Extract all of the entries and give them again, word for word.

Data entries
┌────────

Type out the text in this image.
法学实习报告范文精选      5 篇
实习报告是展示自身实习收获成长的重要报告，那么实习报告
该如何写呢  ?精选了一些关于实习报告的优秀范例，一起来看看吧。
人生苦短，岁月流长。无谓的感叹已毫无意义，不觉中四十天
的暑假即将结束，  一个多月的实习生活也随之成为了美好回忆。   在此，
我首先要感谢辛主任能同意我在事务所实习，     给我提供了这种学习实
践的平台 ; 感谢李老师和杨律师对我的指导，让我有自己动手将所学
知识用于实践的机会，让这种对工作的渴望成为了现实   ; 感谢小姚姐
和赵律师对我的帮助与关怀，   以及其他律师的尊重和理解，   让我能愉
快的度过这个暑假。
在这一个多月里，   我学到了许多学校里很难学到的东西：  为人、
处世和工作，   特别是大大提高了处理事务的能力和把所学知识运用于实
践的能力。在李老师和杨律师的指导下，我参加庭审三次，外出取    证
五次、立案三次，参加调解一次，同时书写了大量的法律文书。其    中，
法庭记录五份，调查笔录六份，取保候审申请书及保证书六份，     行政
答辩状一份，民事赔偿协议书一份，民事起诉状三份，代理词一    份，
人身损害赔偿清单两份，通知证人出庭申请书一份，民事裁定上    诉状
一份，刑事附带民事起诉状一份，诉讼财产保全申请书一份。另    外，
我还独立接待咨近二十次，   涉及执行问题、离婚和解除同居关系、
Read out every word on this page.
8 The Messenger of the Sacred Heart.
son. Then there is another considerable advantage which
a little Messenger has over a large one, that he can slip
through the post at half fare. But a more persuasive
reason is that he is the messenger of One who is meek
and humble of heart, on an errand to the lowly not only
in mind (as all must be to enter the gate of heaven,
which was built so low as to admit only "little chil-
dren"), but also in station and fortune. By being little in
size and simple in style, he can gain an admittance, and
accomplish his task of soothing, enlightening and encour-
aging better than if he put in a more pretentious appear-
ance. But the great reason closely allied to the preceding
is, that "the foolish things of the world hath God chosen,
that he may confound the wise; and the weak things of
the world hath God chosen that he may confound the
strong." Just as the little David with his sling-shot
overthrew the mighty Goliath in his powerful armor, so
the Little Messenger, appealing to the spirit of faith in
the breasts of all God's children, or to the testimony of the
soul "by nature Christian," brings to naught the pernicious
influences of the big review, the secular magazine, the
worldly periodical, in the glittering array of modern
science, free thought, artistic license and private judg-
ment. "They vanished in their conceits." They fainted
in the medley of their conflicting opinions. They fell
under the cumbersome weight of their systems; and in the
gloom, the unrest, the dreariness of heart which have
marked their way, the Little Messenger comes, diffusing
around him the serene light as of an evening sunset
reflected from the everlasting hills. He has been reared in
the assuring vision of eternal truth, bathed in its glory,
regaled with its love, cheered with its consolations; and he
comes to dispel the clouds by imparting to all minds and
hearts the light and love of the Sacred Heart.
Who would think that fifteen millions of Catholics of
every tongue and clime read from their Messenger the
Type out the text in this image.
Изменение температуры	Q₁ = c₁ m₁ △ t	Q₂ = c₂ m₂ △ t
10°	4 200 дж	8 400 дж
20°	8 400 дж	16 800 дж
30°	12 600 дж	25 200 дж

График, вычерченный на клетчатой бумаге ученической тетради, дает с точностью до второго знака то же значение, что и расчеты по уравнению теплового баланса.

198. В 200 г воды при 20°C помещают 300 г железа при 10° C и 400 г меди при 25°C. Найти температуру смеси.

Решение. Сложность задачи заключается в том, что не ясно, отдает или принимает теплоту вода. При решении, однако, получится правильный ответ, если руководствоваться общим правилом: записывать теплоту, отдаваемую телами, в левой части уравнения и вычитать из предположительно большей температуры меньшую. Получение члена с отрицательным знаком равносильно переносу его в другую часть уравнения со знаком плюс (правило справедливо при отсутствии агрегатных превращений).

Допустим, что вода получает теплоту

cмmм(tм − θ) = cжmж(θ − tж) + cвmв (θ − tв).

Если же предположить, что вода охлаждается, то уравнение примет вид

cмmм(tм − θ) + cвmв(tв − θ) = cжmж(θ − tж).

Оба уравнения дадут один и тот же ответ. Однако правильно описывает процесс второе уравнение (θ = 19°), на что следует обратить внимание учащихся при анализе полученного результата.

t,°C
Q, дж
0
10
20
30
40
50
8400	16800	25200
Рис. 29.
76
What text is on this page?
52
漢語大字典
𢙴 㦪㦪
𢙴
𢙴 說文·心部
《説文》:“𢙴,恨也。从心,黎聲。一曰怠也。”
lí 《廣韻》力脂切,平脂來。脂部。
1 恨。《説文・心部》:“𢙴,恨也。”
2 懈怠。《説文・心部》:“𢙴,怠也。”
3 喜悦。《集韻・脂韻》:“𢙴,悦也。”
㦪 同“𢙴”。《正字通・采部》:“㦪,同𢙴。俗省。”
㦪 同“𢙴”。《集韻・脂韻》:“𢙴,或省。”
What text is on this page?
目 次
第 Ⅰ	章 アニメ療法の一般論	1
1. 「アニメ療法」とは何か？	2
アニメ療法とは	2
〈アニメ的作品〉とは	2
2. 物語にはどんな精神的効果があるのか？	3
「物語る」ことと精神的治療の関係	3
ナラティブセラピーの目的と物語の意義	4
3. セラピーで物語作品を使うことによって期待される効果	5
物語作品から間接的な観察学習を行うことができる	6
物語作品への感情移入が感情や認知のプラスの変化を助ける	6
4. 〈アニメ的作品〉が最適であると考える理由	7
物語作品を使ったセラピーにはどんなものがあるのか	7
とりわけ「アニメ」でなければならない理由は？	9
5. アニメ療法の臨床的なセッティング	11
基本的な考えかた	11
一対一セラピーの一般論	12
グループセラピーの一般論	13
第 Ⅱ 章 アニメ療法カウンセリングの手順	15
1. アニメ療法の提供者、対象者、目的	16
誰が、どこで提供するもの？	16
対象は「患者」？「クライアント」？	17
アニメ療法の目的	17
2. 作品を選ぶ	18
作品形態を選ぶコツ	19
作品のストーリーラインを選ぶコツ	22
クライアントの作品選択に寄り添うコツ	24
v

└────────

● FINISHED TASK
Type out the text in this image.
法学实习报告范文精选      5 篇
实习报告是展示自身实习收获成长的重要报告，那么实习报告
该如何写呢  ?精选了一些关于实习报告的优秀范例，一起来看看吧。
人生苦短，岁月流长。无谓的感叹已毫无意义，不觉中四十天
的暑假即将结束，  一个多月的实习生活也随之成为了美好回忆。   在此，
我首先要感谢辛主任能同意我在事务所实习，     给我提供了这种学习实
践的平台 ; 感谢李老师和杨律师对我的指导，让我有自己动手将所学
知识用于实践的机会，让这种对工作的渴望成为了现实   ; 感谢小姚姐
和赵律师对我的帮助与关怀，   以及其他律师的尊重和理解，   让我能愉
快的度过这个暑假。
在这一个多月里，   我学到了许多学校里很难学到的东西：  为人、
处世和工作，   特别是大大提高了处理事务的能力和把所学知识运用于实
践的能力。在李老师和杨律师的指导下，我参加庭审三次，外出取    证
五次、立案三次，参加调解一次，同时书写了大量的法律文书。其    中，
法庭记录五份，调查笔录六份，取保候审申请书及保证书六份，     行政
答辩状一份，民事赔偿协议书一份，民事起诉状三份，代理词一    份，
人身损害赔偿清单两份，通知证人出庭申请书一份，民事裁定上    诉状
一份，刑事附带民事起诉状一份，诉讼财产保全申请书一份。另    外，
我还独立接待咨近二十次，   涉及执行问题、离婚和解除同居关系、
Read out every word on this page.
8 The Messenger of the Sacred Heart.
son. Then there is another considerable advantage which
a little Messenger has over a large one, that he can slip
through the post at half fare. But a more persuasive
reason is that he is the messenger of One who is meek
and humble of heart, on an errand to the lowly not only
in mind (as all must be to enter the gate of heaven,
which was built so low as to admit only "little chil-
dren"), but also in station and fortune. By being little in
size and simple in style, he can gain an admittance, and
accomplish his task of soothing, enlightening and encour-
aging better than if he put in a more pretentious appear-
ance. But the great reason closely allied to the preceding
is, that "the foolish things of the world hath God chosen,
that he may confound the wise; and the weak things of
the world hath God chosen that he may confound the
strong." Just as the little David with his sling-shot
overthrew the mighty Goliath in his powerful armor, so
the Little Messenger, appealing to the spirit of faith in
the breasts of all God's children, or to the testimony of the
soul "by nature Christian," brings to naught the pernicious
influences of the big review, the secular magazine, the
worldly periodical, in the glittering array of modern
science, free thought, artistic license and private judg-
ment. "They vanished in their conceits." They fainted
in the medley of their conflicting opinions. They fell
under the cumbersome weight of their systems; and in the
gloom, the unrest, the dreariness of heart which have
marked their way, the Little Messenger comes, diffusing
around him the serene light as of an evening sunset
reflected from the everlasting hills. He has been reared in
the assuring vision of eternal truth, bathed in its glory,
regaled with its love, cheered with its consolations; and he
comes to dispel the clouds by imparting to all minds and
hearts the light and love of the Sacred Heart.
Who would think that fifteen millions of Catholics of
every tongue and clime read from their Messenger the
Type out the text in this image.
Изменение температуры	Q₁ = c₁ m₁ △ t	Q₂ = c₂ m₂ △ t
10°	4 200 дж	8 400 дж
20°	8 400 дж	16 800 дж
30°	12 600 дж	25 200 дж

График, вычерченный на клетчатой бумаге ученической тетради, дает с точностью до второго знака то же значение, что и расчеты по уравнению теплового баланса.

198. В 200 г воды при 20°C помещают 300 г железа при 10° C и 400 г меди при 25°C. Найти температуру смеси.

Решение. Сложность задачи заключается в том, что не ясно, отдает или принимает теплоту вода. При решении, однако, получится правильный ответ, если руководствоваться общим правилом: записывать теплоту, отдаваемую телами, в левой части уравнения и вычитать из предположительно большей температуры меньшую. Получение члена с отрицательным знаком равносильно переносу его в другую часть уравнения со знаком плюс (правило справедливо при отсутствии агрегатных превращений).

Допустим, что вода получает теплоту

cмmм(tм − θ) = cжmж(θ − tж) + cвmв (θ − tв).

Если же предположить, что вода охлаждается, то уравнение примет вид

cмmм(tм − θ) + cвmв(tв − θ) = cжmж(θ − tж).

Оба уравнения дадут один и тот же ответ. Однако правильно описывает процесс второе уравнение (θ = 19°), на что следует обратить внимание учащихся при анализе полученного результата.

t,°C
Q, дж
0
10
20
30
40
50
8400	16800	25200
Рис. 29.
76
What text is on this page?
52
漢語大字典
𢙴 㦪㦪
𢙴
𢙴 說文·心部
《説文》:“𢙴,恨也。从心,黎聲。一曰怠也。”
lí 《廣韻》力脂切,平脂來。脂部。
1 恨。《説文・心部》:“𢙴,恨也。”
2 懈怠。《説文・心部》:“𢙴,怠也。”
3 喜悦。《集韻・脂韻》:“𢙴,悦也。”
㦪 同“𢙴”。《正字通・采部》:“㦪,同𢙴。俗省。”
㦪 同“𢙴”。《集韻・脂韻》:“𢙴,或省。”
What text is on this page?
目 次
第 Ⅰ	章 アニメ療法の一般論	1
1. 「アニメ療法」とは何か？	2
アニメ療法とは	2
〈アニメ的作品〉とは	2
2. 物語にはどんな精神的効果があるのか？	3
「物語る」ことと精神的治療の関係	3
ナラティブセラピーの目的と物語の意義	4
3. セラピーで物語作品を使うことによって期待される効果	5
物語作品から間接的な観察学習を行うことができる	6
物語作品への感情移入が感情や認知のプラスの変化を助ける	6
4. 〈アニメ的作品〉が最適であると考える理由	7
物語作品を使ったセラピーにはどんなものがあるのか	7
とりわけ「アニメ」でなければならない理由は？	9
5. アニメ療法の臨床的なセッティング	11
基本的な考えかた	11
一対一セラピーの一般論	12
グループセラピーの一般論	13
第 Ⅱ 章 アニメ療法カウンセリングの手順	15
1. アニメ療法の提供者、対象者、目的	16
誰が、どこで提供するもの？	16
対象は「患者」？「クライアント」？	17
アニメ療法の目的	17
2. 作品を選ぶ	18
作品形態を選ぶコツ	19
作品のストーリーラインを選ぶコツ	22
クライアントの作品選択に寄り添うコツ	24
v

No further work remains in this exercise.